-- START OF Exercise inputs --

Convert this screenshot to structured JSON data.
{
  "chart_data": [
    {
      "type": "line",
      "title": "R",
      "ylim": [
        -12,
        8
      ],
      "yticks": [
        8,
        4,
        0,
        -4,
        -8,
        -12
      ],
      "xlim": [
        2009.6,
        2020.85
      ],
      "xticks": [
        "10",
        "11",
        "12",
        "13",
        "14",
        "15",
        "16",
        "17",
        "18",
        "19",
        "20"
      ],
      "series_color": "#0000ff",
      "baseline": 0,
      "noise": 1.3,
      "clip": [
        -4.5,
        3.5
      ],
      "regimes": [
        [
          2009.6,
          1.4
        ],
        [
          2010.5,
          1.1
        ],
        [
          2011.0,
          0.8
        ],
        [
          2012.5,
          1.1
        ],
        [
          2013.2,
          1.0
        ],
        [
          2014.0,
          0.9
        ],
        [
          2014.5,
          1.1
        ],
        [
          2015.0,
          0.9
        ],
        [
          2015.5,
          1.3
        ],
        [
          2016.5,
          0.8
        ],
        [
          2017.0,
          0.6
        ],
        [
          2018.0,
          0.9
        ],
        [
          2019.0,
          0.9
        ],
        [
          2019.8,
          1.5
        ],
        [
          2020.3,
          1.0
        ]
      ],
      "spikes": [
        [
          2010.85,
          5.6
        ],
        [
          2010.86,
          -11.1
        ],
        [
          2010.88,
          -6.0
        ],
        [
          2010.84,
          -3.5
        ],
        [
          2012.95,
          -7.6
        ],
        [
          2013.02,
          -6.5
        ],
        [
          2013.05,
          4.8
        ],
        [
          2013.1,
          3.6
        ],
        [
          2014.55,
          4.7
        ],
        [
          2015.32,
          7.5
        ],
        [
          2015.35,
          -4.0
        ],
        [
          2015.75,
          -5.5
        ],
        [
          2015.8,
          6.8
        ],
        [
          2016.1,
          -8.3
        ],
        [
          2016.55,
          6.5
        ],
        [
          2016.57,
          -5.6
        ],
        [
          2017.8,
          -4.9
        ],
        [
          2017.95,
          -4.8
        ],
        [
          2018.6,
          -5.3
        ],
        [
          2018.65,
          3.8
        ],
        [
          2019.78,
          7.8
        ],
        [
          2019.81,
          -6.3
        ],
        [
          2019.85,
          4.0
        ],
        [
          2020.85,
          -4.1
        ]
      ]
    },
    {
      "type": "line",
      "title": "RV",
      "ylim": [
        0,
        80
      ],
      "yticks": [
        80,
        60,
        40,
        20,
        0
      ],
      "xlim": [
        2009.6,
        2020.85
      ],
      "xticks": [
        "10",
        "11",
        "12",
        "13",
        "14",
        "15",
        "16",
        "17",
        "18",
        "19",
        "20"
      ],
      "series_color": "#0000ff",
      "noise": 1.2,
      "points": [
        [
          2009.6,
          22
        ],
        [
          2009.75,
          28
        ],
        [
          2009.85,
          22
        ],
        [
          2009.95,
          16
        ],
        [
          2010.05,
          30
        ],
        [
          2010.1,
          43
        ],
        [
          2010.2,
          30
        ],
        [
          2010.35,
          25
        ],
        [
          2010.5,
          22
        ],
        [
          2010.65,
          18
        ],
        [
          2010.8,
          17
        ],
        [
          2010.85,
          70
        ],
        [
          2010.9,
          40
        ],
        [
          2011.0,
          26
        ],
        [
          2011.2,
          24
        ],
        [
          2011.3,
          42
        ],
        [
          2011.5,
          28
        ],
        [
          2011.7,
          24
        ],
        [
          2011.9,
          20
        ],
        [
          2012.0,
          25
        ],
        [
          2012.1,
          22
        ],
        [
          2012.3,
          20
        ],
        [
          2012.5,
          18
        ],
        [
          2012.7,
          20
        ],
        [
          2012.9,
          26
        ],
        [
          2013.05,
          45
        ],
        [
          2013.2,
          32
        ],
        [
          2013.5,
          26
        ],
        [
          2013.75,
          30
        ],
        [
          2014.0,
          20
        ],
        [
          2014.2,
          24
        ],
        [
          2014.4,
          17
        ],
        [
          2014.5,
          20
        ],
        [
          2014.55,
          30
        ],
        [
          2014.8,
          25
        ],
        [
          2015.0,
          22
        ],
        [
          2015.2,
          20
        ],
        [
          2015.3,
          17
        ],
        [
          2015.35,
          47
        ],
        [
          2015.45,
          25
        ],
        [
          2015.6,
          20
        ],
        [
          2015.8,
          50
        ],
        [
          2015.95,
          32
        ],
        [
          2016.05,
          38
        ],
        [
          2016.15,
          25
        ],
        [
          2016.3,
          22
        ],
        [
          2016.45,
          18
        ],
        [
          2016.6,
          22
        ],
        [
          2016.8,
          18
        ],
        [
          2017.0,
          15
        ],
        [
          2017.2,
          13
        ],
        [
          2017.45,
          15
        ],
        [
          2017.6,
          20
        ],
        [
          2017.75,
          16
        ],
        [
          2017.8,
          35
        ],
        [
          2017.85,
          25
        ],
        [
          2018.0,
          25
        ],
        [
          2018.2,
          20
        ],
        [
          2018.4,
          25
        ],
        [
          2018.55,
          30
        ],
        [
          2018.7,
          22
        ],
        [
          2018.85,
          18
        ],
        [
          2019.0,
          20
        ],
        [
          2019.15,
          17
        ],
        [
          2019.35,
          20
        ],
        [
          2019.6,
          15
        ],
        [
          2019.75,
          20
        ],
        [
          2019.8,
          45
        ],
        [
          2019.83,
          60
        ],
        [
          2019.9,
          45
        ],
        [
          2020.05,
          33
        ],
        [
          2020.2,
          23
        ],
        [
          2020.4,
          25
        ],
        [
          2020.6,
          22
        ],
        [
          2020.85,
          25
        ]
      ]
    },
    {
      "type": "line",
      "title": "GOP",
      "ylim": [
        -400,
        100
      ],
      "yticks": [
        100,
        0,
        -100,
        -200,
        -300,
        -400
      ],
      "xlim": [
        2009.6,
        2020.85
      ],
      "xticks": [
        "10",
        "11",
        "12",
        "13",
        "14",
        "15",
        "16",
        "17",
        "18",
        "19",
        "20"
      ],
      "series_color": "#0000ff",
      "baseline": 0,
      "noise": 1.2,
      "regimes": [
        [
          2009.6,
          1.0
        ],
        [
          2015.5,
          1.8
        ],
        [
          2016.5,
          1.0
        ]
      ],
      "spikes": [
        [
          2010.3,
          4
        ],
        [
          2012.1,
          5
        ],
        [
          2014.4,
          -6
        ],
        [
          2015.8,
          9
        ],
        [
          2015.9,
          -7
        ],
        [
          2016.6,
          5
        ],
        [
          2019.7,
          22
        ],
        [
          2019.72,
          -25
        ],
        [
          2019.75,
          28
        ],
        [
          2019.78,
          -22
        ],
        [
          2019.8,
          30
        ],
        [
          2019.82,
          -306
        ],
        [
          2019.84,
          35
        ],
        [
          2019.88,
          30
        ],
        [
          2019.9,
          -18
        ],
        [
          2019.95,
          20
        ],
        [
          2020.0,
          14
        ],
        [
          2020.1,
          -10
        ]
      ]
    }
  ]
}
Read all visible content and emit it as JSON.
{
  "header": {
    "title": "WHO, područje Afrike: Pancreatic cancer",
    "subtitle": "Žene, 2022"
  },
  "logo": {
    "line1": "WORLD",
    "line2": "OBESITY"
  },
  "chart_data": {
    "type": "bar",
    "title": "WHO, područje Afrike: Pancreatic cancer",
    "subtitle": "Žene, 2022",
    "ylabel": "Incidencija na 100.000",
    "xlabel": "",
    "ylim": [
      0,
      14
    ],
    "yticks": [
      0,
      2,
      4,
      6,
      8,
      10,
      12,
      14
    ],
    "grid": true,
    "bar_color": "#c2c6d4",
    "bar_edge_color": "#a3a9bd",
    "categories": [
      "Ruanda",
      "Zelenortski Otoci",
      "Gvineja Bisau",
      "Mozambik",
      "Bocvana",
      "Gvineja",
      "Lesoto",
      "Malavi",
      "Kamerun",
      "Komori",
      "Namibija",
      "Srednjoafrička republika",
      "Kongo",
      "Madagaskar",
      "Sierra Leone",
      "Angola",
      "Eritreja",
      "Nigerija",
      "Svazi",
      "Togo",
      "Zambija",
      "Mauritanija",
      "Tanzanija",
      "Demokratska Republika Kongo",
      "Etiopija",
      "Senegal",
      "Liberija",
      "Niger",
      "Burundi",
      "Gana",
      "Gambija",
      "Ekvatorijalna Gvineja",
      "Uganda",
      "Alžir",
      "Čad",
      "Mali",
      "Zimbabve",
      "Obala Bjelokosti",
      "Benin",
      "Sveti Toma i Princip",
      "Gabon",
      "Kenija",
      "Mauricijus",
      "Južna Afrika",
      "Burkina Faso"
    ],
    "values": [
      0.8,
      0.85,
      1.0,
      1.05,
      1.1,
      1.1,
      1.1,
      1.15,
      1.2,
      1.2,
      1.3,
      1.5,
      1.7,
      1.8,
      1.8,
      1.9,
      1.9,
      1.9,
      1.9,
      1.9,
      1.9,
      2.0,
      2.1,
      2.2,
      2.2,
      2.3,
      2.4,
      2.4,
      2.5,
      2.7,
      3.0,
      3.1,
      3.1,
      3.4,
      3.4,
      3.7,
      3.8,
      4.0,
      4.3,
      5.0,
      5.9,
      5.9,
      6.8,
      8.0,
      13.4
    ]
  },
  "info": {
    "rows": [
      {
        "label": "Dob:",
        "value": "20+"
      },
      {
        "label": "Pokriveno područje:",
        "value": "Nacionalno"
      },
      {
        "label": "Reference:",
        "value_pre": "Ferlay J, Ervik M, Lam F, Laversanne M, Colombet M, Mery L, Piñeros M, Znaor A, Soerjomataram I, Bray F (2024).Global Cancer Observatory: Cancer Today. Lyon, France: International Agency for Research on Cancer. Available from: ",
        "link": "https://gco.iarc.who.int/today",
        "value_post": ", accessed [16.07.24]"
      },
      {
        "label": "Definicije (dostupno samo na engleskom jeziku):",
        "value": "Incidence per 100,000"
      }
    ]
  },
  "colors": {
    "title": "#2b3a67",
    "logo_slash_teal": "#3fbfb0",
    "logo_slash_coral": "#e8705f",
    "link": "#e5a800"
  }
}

-- END OF Exercise inputs --

Track down every line of the material containing the string "Kongo", and copy it.

[Final answer]
      "Kongo",
      "Demokratska Republika Kongo",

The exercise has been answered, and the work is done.